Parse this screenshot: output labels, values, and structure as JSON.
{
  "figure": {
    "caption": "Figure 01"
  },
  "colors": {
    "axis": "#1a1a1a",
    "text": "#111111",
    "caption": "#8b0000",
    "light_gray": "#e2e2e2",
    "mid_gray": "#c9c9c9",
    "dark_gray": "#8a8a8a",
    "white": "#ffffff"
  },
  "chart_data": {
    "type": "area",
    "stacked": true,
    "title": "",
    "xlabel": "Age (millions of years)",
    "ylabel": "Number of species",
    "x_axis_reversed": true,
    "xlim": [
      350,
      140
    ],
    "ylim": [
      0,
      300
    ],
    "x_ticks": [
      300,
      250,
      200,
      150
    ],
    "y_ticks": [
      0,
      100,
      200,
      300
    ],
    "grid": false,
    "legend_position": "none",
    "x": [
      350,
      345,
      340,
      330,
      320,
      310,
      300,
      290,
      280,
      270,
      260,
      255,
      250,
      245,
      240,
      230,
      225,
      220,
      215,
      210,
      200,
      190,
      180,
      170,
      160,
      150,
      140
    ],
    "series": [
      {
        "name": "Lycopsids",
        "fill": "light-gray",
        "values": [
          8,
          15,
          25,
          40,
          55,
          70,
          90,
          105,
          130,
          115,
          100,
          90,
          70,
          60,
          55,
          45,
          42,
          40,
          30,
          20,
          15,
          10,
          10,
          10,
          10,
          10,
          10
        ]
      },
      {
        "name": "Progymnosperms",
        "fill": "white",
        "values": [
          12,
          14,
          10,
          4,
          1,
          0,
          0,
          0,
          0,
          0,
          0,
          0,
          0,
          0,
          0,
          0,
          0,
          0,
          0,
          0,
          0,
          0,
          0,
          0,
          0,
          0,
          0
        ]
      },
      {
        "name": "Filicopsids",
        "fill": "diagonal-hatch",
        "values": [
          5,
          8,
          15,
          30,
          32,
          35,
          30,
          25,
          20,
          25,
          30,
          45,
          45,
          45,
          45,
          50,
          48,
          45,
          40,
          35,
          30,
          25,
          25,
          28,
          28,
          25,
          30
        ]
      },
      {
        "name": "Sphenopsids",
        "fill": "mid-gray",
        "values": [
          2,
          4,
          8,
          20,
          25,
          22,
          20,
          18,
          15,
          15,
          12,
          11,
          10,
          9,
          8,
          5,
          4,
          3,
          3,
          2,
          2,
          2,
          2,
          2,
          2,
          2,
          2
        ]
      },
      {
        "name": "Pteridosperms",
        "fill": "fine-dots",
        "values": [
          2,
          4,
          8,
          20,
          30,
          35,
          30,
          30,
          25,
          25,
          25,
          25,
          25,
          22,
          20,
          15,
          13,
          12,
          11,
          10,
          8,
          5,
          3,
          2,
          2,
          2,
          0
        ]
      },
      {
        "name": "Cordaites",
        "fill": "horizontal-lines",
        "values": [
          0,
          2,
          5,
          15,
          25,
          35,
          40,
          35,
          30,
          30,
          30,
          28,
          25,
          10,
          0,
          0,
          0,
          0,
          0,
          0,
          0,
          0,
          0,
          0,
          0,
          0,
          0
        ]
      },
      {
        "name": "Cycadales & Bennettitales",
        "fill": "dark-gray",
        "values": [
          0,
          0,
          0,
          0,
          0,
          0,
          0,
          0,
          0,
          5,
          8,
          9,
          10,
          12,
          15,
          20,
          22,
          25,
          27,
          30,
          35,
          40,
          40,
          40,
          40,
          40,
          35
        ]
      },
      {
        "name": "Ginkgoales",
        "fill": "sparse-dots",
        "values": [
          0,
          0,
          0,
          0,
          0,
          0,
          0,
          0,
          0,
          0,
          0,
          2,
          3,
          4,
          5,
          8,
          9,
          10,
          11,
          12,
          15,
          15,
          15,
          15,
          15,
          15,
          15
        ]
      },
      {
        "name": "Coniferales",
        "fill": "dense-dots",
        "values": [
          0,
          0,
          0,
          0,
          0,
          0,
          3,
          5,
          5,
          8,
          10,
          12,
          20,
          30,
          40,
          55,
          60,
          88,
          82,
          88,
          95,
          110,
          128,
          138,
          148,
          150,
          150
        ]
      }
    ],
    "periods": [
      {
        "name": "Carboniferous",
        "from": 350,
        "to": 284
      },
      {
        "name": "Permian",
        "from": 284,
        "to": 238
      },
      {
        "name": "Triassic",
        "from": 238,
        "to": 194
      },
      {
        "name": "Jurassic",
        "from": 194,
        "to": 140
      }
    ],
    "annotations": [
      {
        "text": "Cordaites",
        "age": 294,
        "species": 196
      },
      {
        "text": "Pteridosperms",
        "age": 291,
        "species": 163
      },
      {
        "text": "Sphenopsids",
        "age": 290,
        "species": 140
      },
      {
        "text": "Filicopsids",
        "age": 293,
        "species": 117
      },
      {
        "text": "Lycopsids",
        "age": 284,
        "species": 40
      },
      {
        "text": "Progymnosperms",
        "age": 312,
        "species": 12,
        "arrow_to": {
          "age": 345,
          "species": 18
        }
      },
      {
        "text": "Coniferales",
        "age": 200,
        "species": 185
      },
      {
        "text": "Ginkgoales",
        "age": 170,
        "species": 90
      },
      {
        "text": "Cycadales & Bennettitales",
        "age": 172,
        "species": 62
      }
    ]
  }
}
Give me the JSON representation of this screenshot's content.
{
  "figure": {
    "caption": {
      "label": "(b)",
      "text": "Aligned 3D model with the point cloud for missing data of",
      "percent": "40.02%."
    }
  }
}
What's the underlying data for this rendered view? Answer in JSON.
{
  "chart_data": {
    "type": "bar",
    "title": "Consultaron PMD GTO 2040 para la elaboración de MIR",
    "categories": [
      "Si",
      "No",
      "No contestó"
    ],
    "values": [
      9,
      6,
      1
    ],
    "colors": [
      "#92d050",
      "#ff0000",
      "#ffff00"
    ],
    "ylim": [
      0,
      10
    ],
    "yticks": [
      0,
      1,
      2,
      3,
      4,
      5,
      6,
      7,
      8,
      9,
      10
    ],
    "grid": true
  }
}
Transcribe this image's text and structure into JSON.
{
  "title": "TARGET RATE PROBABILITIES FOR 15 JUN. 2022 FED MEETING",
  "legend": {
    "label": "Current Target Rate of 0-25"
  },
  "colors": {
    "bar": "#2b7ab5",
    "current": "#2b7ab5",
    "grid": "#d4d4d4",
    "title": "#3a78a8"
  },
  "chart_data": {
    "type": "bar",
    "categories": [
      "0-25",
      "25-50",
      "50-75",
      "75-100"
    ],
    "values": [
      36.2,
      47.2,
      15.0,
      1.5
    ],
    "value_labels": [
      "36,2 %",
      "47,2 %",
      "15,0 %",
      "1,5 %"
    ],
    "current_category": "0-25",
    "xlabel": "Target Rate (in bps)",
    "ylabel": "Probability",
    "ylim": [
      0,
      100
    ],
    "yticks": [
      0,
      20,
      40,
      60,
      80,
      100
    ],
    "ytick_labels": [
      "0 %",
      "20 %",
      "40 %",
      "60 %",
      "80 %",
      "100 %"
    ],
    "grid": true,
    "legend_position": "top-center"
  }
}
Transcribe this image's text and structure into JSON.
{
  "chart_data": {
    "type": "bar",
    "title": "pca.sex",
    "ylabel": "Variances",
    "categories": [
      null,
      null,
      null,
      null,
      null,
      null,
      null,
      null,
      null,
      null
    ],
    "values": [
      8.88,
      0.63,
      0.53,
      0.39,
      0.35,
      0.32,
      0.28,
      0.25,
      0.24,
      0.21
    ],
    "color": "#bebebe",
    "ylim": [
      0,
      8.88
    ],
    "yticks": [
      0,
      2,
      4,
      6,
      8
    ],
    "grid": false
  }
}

** Work to be completed **
Go through the records line by line and count those containing the string "Progymnosperms". Give only the total.

** Correct response **
2